List every line below containing "value".

Figure content listings:

☆ ☆ ☆ ☆ ☆ ☆ ☆

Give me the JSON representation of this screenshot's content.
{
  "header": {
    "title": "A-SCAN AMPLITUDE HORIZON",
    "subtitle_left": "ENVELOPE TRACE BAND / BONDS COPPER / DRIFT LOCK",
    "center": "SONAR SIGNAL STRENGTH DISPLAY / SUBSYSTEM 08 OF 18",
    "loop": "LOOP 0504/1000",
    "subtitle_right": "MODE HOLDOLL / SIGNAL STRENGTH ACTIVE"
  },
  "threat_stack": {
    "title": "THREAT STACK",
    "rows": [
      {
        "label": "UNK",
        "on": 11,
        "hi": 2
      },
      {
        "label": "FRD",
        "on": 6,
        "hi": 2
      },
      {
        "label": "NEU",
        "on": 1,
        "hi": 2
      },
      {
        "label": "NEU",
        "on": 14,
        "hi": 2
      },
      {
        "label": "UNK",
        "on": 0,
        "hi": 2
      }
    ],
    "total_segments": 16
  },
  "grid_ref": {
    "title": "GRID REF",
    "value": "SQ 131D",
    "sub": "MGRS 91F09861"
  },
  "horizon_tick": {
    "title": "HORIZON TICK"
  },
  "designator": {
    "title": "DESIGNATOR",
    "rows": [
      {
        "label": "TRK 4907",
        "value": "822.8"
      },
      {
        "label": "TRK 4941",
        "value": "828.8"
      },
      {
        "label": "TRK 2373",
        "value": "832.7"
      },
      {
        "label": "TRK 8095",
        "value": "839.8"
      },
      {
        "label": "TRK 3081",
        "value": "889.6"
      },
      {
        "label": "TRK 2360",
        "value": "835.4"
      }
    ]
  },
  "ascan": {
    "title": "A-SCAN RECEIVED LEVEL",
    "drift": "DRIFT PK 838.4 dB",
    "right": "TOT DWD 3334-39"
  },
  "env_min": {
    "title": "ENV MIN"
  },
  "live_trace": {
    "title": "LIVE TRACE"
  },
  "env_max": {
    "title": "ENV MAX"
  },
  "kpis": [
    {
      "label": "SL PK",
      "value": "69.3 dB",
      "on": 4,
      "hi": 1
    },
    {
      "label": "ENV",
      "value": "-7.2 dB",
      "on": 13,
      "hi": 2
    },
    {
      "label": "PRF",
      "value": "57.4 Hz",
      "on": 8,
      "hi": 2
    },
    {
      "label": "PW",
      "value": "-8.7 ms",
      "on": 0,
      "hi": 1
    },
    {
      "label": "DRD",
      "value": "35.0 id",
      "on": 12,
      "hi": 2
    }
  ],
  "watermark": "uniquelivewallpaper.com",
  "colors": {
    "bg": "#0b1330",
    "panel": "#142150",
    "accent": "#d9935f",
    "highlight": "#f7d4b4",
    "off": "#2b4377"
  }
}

☆ ☆ ☆ ☆ ☆ ☆ ☆

Result for this task:
    "value": "SQ 131D",
        "value": "822.8"
        "value": "828.8"
        "value": "832.7"
        "value": "839.8"
        "value": "889.6"
        "value": "835.4"
      "value": "69.3 dB",
      "value": "-7.2 dB",
      "value": "57.4 Hz",
      "value": "-8.7 ms",
      "value": "35.0 id",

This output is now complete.